▶ [Written request]: Print each line of the listing once more, precisely as given.

Data entries for graphics:
════════════════
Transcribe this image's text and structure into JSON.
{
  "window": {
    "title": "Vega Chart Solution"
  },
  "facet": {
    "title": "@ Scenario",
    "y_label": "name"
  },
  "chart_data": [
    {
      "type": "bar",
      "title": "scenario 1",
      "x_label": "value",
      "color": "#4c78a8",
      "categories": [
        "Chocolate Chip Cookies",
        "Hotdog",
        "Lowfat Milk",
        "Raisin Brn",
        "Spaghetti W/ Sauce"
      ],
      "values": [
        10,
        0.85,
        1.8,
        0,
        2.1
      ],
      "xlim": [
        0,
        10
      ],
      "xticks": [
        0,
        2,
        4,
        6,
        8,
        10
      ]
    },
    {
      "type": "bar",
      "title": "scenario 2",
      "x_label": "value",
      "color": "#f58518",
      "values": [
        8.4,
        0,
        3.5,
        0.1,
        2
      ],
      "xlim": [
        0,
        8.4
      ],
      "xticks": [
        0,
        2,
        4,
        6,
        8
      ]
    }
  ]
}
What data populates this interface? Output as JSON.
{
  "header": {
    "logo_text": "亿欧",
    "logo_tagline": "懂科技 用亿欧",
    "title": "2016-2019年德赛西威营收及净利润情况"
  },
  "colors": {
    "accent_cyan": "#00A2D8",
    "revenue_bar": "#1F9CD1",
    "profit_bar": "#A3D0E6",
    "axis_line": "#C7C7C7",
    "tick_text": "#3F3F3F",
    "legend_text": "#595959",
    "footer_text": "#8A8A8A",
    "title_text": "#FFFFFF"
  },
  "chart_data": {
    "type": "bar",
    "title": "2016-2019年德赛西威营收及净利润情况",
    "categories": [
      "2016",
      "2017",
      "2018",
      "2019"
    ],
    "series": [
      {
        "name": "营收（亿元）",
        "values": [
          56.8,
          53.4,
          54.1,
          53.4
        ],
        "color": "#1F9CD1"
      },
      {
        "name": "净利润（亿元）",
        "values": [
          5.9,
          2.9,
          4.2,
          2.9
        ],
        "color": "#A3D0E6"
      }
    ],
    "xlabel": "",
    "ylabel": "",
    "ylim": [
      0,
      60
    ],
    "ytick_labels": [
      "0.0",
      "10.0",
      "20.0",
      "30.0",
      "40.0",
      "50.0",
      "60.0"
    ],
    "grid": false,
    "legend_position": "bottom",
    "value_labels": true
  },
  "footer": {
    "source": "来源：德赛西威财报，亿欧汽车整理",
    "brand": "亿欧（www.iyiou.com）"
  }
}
════════════════
▶ [Answer for the task]:
Transcribe this image's text and structure into JSON.
{
  "window": {
    "title": "Vega Chart Solution"
  },
  "facet": {
    "title": "@ Scenario",
    "y_label": "name"
  },
  "chart_data": [
    {
      "type": "bar",
      "title": "scenario 1",
      "x_label": "value",
      "color": "#4c78a8",
      "categories": [
        "Chocolate Chip Cookies",
        "Hotdog",
        "Lowfat Milk",
        "Raisin Brn",
        "Spaghetti W/ Sauce"
      ],
      "values": [
        10,
        0.85,
        1.8,
        0,
        2.1
      ],
      "xlim": [
        0,
        10
      ],
      "xticks": [
        0,
        2,
        4,
        6,
        8,
        10
      ]
    },
    {
      "type": "bar",
      "title": "scenario 2",
      "x_label": "value",
      "color": "#f58518",
      "values": [
        8.4,
        0,
        3.5,
        0.1,
        2
      ],
      "xlim": [
        0,
        8.4
      ],
      "xticks": [
        0,
        2,
        4,
        6,
        8
      ]
    }
  ]
}
What data populates this interface? Output as JSON.
{
  "header": {
    "logo_text": "亿欧",
    "logo_tagline": "懂科技 用亿欧",
    "title": "2016-2019年德赛西威营收及净利润情况"
  },
  "colors": {
    "accent_cyan": "#00A2D8",
    "revenue_bar": "#1F9CD1",
    "profit_bar": "#A3D0E6",
    "axis_line": "#C7C7C7",
    "tick_text": "#3F3F3F",
    "legend_text": "#595959",
    "footer_text": "#8A8A8A",
    "title_text": "#FFFFFF"
  },
  "chart_data": {
    "type": "bar",
    "title": "2016-2019年德赛西威营收及净利润情况",
    "categories": [
      "2016",
      "2017",
      "2018",
      "2019"
    ],
    "series": [
      {
        "name": "营收（亿元）",
        "values": [
          56.8,
          53.4,
          54.1,
          53.4
        ],
        "color": "#1F9CD1"
      },
      {
        "name": "净利润（亿元）",
        "values": [
          5.9,
          2.9,
          4.2,
          2.9
        ],
        "color": "#A3D0E6"
      }
    ],
    "xlabel": "",
    "ylabel": "",
    "ylim": [
      0,
      60
    ],
    "ytick_labels": [
      "0.0",
      "10.0",
      "20.0",
      "30.0",
      "40.0",
      "50.0",
      "60.0"
    ],
    "grid": false,
    "legend_position": "bottom",
    "value_labels": true
  },
  "footer": {
    "source": "来源：德赛西威财报，亿欧汽车整理",
    "brand": "亿欧（www.iyiou.com）"
  }
}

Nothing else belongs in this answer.